:: EXERCISE DIRECTIONS ::
Reproduce all lines of the listing below in which the word "même" occurs.

:: EXERCISE MATERIALS ::
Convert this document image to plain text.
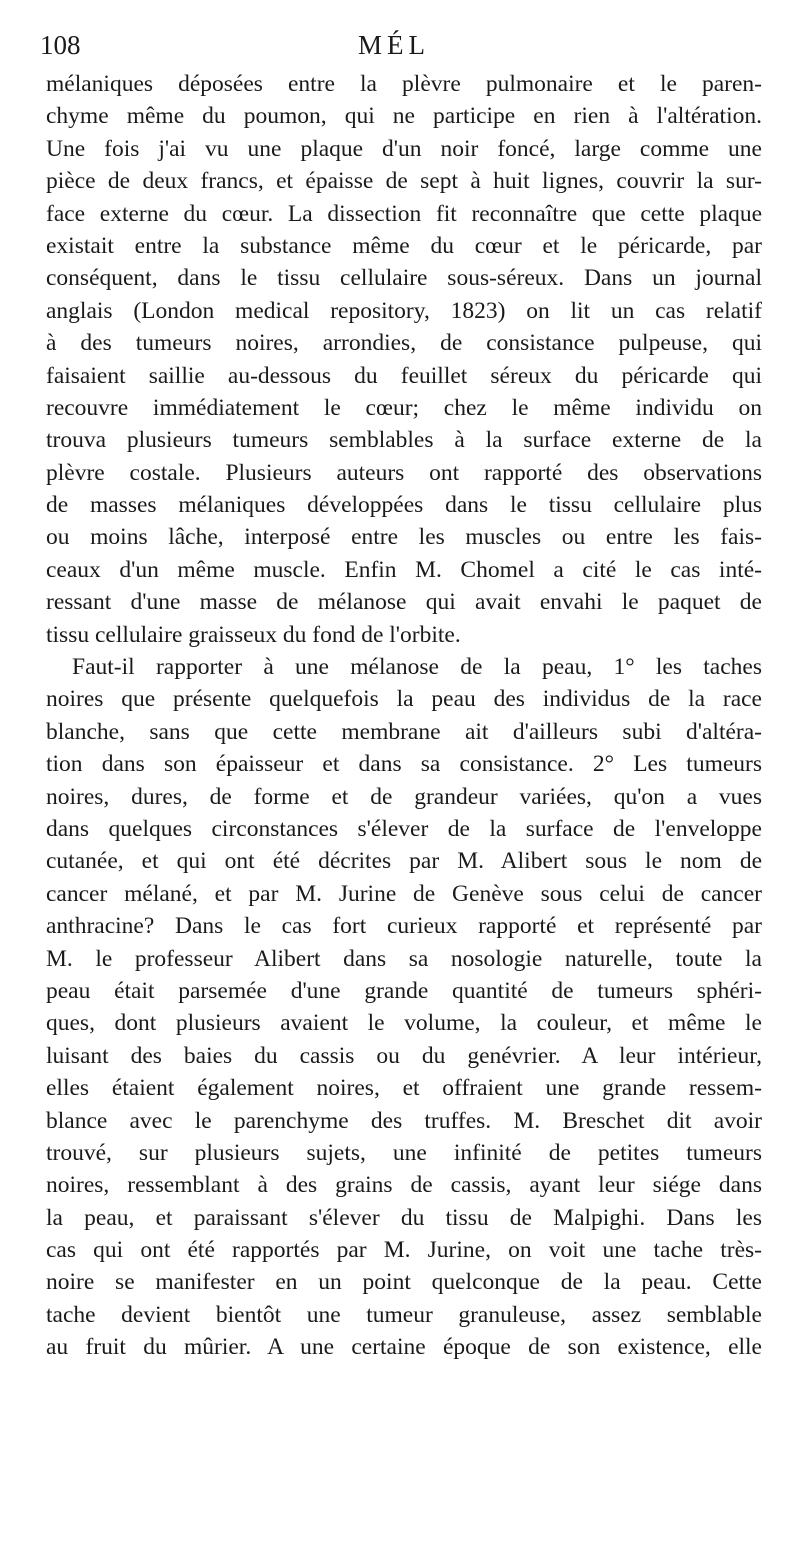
108	MÉL
mélaniques déposées entre la plèvre pulmonaire et le paren-
chyme même du poumon, qui ne participe en rien à l'altération.
Une fois j'ai vu une plaque d'un noir foncé, large comme une
pièce de deux francs, et épaisse de sept à huit lignes, couvrir la sur-
face externe du cœur. La dissection fit reconnaître que cette plaque
existait entre la substance même du cœur et le péricarde, par
conséquent, dans le tissu cellulaire sous-séreux. Dans un journal
anglais (London medical repository, 1823) on lit un cas relatif
à des tumeurs noires, arrondies, de consistance pulpeuse, qui
faisaient saillie au-dessous du feuillet séreux du péricarde qui
recouvre immédiatement le cœur; chez le même individu on
trouva plusieurs tumeurs semblables à la surface externe de la
plèvre costale. Plusieurs auteurs ont rapporté des observations
de masses mélaniques développées dans le tissu cellulaire plus
ou moins lâche, interposé entre les muscles ou entre les fais-
ceaux d'un même muscle. Enfin M. Chomel a cité le cas inté-
ressant d'une masse de mélanose qui avait envahi le paquet de
tissu cellulaire graisseux du fond de l'orbite.
Faut-il rapporter à une mélanose de la peau, 1° les taches
noires que présente quelquefois la peau des individus de la race
blanche, sans que cette membrane ait d'ailleurs subi d'altéra-
tion dans son épaisseur et dans sa consistance. 2° Les tumeurs
noires, dures, de forme et de grandeur variées, qu'on a vues
dans quelques circonstances s'élever de la surface de l'enveloppe
cutanée, et qui ont été décrites par M. Alibert sous le nom de
cancer mélané, et par M. Jurine de Genève sous celui de cancer
anthracine? Dans le cas fort curieux rapporté et représenté par
M. le professeur Alibert dans sa nosologie naturelle, toute la
peau était parsemée d'une grande quantité de tumeurs sphéri-
ques, dont plusieurs avaient le volume, la couleur, et même le
luisant des baies du cassis ou du genévrier. A leur intérieur,
elles étaient également noires, et offraient une grande ressem-
blance avec le parenchyme des truffes. M. Breschet dit avoir
trouvé, sur plusieurs sujets, une infinité de petites tumeurs
noires, ressemblant à des grains de cassis, ayant leur siége dans
la peau, et paraissant s'élever du tissu de Malpighi. Dans les
cas qui ont été rapportés par M. Jurine, on voit une tache très-
noire se manifester en un point quelconque de la peau. Cette
tache devient bientôt une tumeur granuleuse, assez semblable
au fruit du mûrier. A une certaine époque de son existence, elle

:: CORRECT RESPONSE ::
chyme même du poumon, qui ne participe en rien à l'altération.
existait entre la substance même du cœur et le péricarde, par
recouvre immédiatement le cœur; chez le même individu on
ceaux d'un même muscle. Enfin M. Chomel a cité le cas inté-
ques, dont plusieurs avaient le volume, la couleur, et même le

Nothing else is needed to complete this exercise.